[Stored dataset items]
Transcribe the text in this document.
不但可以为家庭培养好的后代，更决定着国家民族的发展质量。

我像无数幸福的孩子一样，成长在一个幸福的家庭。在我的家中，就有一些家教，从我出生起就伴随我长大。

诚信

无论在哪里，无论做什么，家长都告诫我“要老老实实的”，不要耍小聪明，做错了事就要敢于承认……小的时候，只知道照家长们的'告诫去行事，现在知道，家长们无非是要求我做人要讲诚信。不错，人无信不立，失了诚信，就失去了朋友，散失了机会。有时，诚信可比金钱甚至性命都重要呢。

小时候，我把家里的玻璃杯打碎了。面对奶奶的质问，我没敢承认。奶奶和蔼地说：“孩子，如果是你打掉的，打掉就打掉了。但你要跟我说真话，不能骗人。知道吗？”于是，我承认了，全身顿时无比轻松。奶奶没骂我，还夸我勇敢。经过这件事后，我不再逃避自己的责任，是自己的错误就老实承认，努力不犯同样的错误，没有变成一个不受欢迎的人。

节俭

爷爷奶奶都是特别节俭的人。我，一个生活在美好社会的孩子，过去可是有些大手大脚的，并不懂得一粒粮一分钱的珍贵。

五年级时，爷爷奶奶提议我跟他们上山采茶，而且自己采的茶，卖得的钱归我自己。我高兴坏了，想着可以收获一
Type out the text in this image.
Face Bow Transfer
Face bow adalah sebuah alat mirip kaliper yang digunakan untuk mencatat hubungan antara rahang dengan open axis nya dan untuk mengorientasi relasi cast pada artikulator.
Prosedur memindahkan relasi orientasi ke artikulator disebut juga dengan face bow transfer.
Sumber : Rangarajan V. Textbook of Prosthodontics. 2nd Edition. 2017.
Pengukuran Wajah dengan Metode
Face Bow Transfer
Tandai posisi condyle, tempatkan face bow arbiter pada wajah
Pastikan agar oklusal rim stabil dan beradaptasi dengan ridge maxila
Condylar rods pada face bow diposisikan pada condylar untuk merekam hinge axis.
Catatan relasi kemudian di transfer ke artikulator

---

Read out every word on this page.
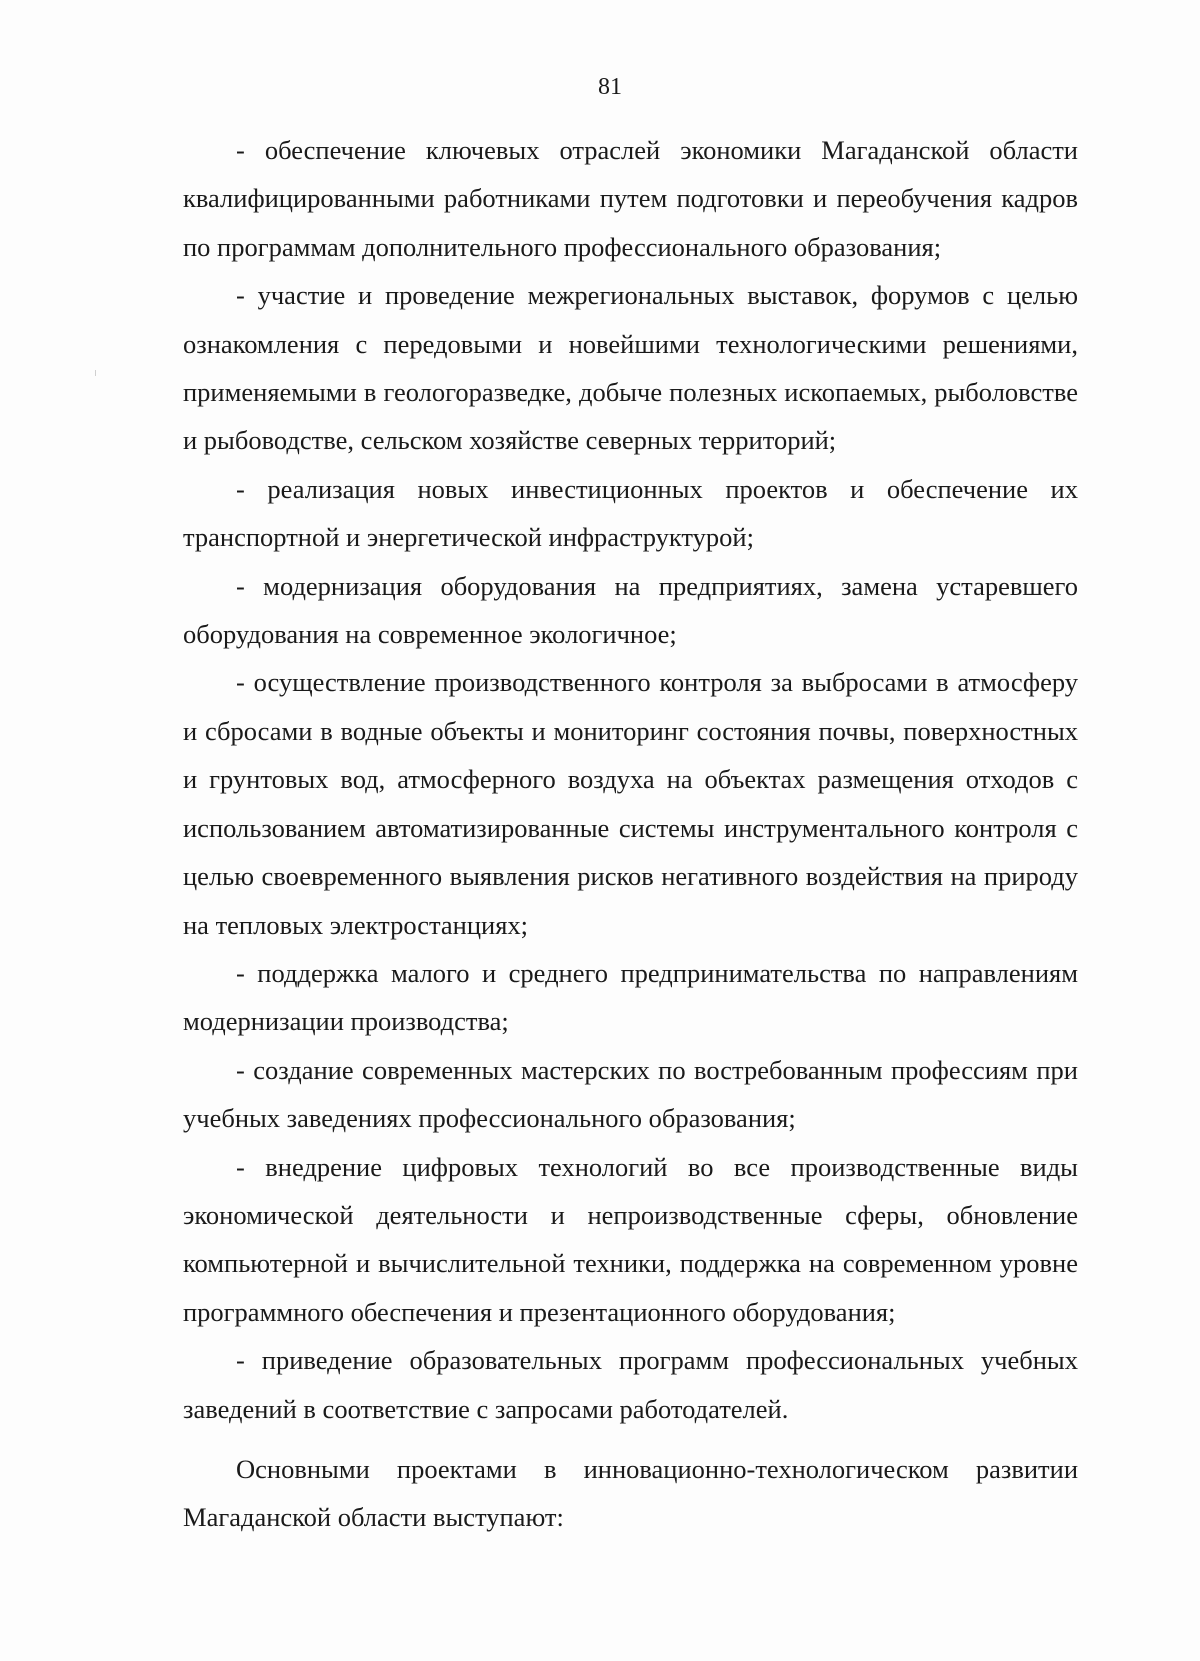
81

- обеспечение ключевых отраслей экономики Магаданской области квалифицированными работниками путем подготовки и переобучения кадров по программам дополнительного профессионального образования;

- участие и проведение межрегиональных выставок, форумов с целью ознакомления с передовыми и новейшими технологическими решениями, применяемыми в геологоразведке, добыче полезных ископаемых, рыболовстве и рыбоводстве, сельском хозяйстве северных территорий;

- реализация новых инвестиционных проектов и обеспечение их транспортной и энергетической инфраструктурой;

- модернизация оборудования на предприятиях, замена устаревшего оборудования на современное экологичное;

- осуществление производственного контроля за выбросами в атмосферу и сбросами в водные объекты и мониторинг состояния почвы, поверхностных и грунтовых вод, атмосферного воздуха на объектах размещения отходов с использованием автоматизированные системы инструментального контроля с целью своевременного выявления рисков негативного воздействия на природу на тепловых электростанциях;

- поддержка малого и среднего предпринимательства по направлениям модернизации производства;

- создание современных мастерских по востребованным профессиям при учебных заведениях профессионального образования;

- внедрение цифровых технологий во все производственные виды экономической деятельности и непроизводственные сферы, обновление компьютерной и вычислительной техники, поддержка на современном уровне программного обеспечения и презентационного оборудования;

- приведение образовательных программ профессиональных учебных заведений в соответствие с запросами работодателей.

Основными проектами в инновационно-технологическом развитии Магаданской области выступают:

● Requirement
Find the lines that include the string "relasi", then copy each of them.

● Output below
Face bow adalah sebuah alat mirip kaliper yang digunakan untuk mencatat hubungan antara rahang dengan open axis nya dan untuk mengorientasi relasi cast pada artikulator.
Prosedur memindahkan relasi orientasi ke artikulator disebut juga dengan face bow transfer.
Catatan relasi kemudian di transfer ke artikulator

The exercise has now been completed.